» DOEL OPDRACHT
Kun je het vervolg schrijven op de overwegingen van het tuchtcollege over de gouden kroon, aansluitend op de laatste zin?

#### FRAGMENT UIT BRON ####

5.    DE OVERWEGINGEN VAN HET COLLEGE

5.1          

Het college wijst er allereerst op, dat het bij de tuchtrechtelijke toetsing van professioneel handelen er niet om gaat of dat handelen beter had gekund, maar om het geven van een antwoord op de vraag of de beroepsbeoefenaar bij het beroepsmatig handelen is gebleven binnen de grenzen van een redelijk bekwame beroepsuitoefening, rekening houdend met de stand van de wetenschap ten tijde van het klachtwaardig geachte handelen en met hetgeen toen in de beroepsgroep ter zake van het handelen als norm of standaard was aanvaard.

5.2

Vaststaat dat verweerder op 22 juni 2010 ten onrechte een porseleinen kroon heeft geplaatst bij klager. Nadien hebben klager en verweerder hierover per e-mail gecorrespondeerd. Uit de klacht leidt het college af dat klager en verweerder van mening verschillen over de vraag of klager de extra kosten voor het vervaardigen van de gouden kroon zou moeten betalen. Het college merkt terzijde op dat niet is gebleken dat verweerder aan klager een begroting heeft overlegd, hetgeen het college niet juist acht.

5.3

De tekst van het e-mailbericht van 7 september 2010 houdt in dat, indien klager na drie of vier jaar een gouden kroon zou willen in plaats van de porseleinen kroon, hij die kroon van verweerder zou krijgen zonder kosten voor klager. Gelet hierop mocht klager verwachten dat de vervanging van de kroon hem niets zou kosten. Mogelijk is hierbij sprake geweest van een vergissing van verweerder, maar verweerder, die niet op de zitting van het college is verschenen, heeft niet toegelicht waarom klager rekening had moeten houden met extra kosten, totdat verweerder hem bij e-mailbericht van 14 november 2013 schreef over ‘meerkosten’. Hoewel partijen vervolgens over de kwestie van de kosten met elkaar hebben gecorrespondeerd, blijkt niet dat klager ermee heeft ingestemd dat de kosten van het vervaardigen van de gouden kroon toch aan hem zouden worden doorberekend.

#### OVERZICHT ####

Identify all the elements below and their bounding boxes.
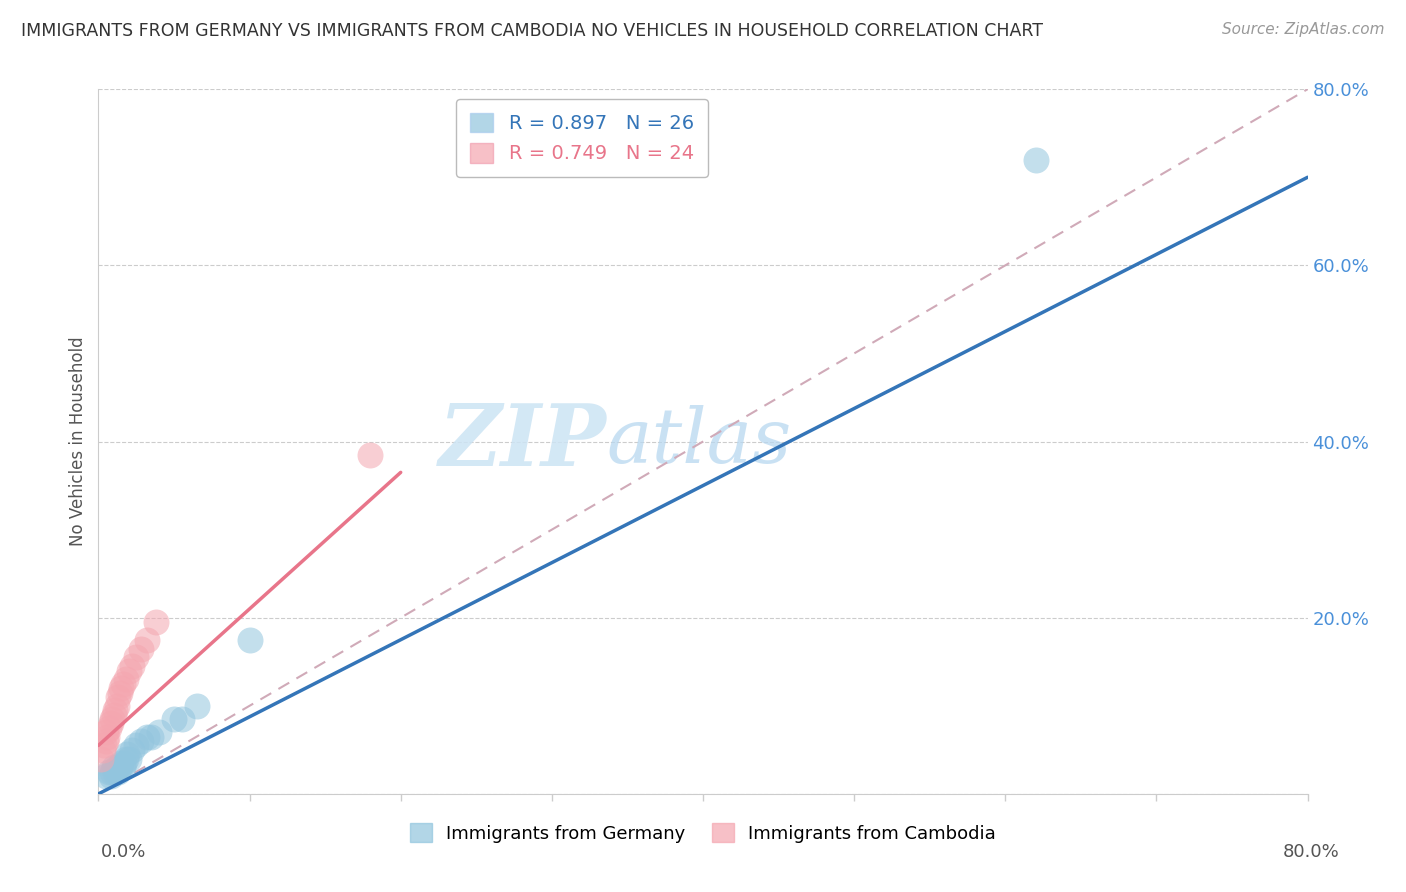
Point bbox=[107, 764, 129, 779]
Point bbox=[111, 677, 134, 691]
Point bbox=[103, 707, 125, 722]
Point bbox=[110, 756, 132, 770]
Point bbox=[100, 716, 122, 731]
Point bbox=[121, 743, 143, 757]
Text: IMMIGRANTS FROM GERMANY VS IMMIGRANTS FROM CAMBODIA NO VEHICLES IN HOUSEHOLD COR: IMMIGRANTS FROM GERMANY VS IMMIGRANTS FR… bbox=[21, 22, 1043, 40]
Point bbox=[1024, 153, 1046, 167]
Point bbox=[101, 764, 124, 779]
Point bbox=[135, 632, 157, 647]
Point bbox=[96, 730, 118, 744]
Point bbox=[360, 448, 382, 462]
Text: ZIP: ZIP bbox=[439, 400, 606, 483]
Point bbox=[91, 743, 114, 757]
Point bbox=[107, 690, 129, 704]
Point bbox=[90, 751, 112, 765]
Point bbox=[148, 725, 170, 739]
Point bbox=[104, 764, 127, 779]
Point bbox=[129, 734, 152, 748]
Point bbox=[98, 721, 121, 735]
Legend: Immigrants from Germany, Immigrants from Cambodia: Immigrants from Germany, Immigrants from… bbox=[401, 814, 1005, 852]
Point bbox=[94, 725, 117, 739]
Point bbox=[145, 615, 167, 629]
Point bbox=[186, 698, 208, 713]
Point bbox=[112, 756, 135, 770]
Point bbox=[98, 764, 121, 779]
Point bbox=[94, 734, 117, 748]
Point bbox=[121, 659, 143, 673]
Point bbox=[100, 769, 122, 783]
Point bbox=[111, 760, 134, 774]
Point bbox=[110, 681, 132, 696]
Y-axis label: No Vehicles in Household: No Vehicles in Household bbox=[69, 336, 87, 547]
Point bbox=[103, 760, 125, 774]
Point bbox=[163, 712, 186, 726]
Point bbox=[104, 703, 127, 717]
Point bbox=[118, 664, 141, 678]
Point bbox=[115, 747, 138, 762]
Point bbox=[170, 712, 193, 726]
Point bbox=[239, 632, 262, 647]
Point bbox=[114, 673, 136, 687]
Text: 80.0%: 80.0% bbox=[1284, 843, 1340, 861]
Point bbox=[101, 712, 124, 726]
Point bbox=[105, 698, 128, 713]
Point bbox=[129, 641, 152, 656]
Point bbox=[141, 730, 163, 744]
Text: 0.0%: 0.0% bbox=[101, 843, 146, 861]
Point bbox=[93, 739, 115, 753]
Point bbox=[135, 730, 157, 744]
Text: atlas: atlas bbox=[606, 405, 792, 478]
Point bbox=[114, 751, 136, 765]
Point bbox=[118, 751, 141, 765]
Point bbox=[108, 760, 131, 774]
Text: Source: ZipAtlas.com: Source: ZipAtlas.com bbox=[1222, 22, 1385, 37]
Point bbox=[108, 685, 131, 699]
Point bbox=[125, 739, 148, 753]
Point bbox=[105, 760, 128, 774]
Point bbox=[94, 769, 117, 783]
Point bbox=[125, 650, 148, 665]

####

» ANTWOORD HIERONDER
5.4

Het college heeft bedenkingen bij het feit dat verweerder ondanks zijn eerdere toezegging toch nog kosten in rekening heeft willen brengen en, wetende dat klager desondanks vasthield aan kostenloze vervanging van de kroon, na het vervangen van de kroon en terwijl klager nog in de tandartsstoel zat hem de rekening voor de extra kosten heeft gepresenteerd. Het college kan niet anders concluderen dan dat verweerder, wetende dat hij een toezegging had gedaan waaruit klager mocht opmaken dat de vervanging van de kroon hem niets zou kosten en daarover tussen partijen onenigheid bestond die nog niet was opgelost, geprobeerd heeft om klager onder druk te zetten om de extra kosten te betalen. Het college acht deze wijze van handelen en communiceren tuchtrechtelijk verwijtbaar.

Daarbij tekent het college nog aan dat de eenzijdige beëindiging van de behandelingsovereenkomst door verweerder om een financieel verschil van mening, waarbij het standpunt van klager begrijpelijk en verdedigbaar is, evenmin op juiste wijze is geschied. Aangezien klager hier tot aan de zitting geen klachtonderdeel van heeft gemaakt, volstaat het college met deze opmerking.

5.5

Met betrekking tot de klacht van klager dat verweerder hem onnodig drie jaar heeft laten wachten op de plaatsing van een gouden kroon merkt het college op dat eerdere plaatsing wel had gekund maar dat de handelwijze van verweerder tandheelkundig ook verdedigbaar is, zodat toepassing van de onder 5.1 bedoelde maatstaf meebrengt dat de klacht in zoverre ongegrond is.

5.6

Het verwijt van klager dat in de aantekeningen van verweerder d.d. 21 februari 2014 staat dat klager een wanbetaler is, treft naar het oordeel van het college geen doel omdat het woord wanbetaler niet wordt gebruikt en door deze aantekeningen ook niet de indruk wordt gewekt dat klager een wanbetaler is. Dit verwijt is derhalve niet gegrond.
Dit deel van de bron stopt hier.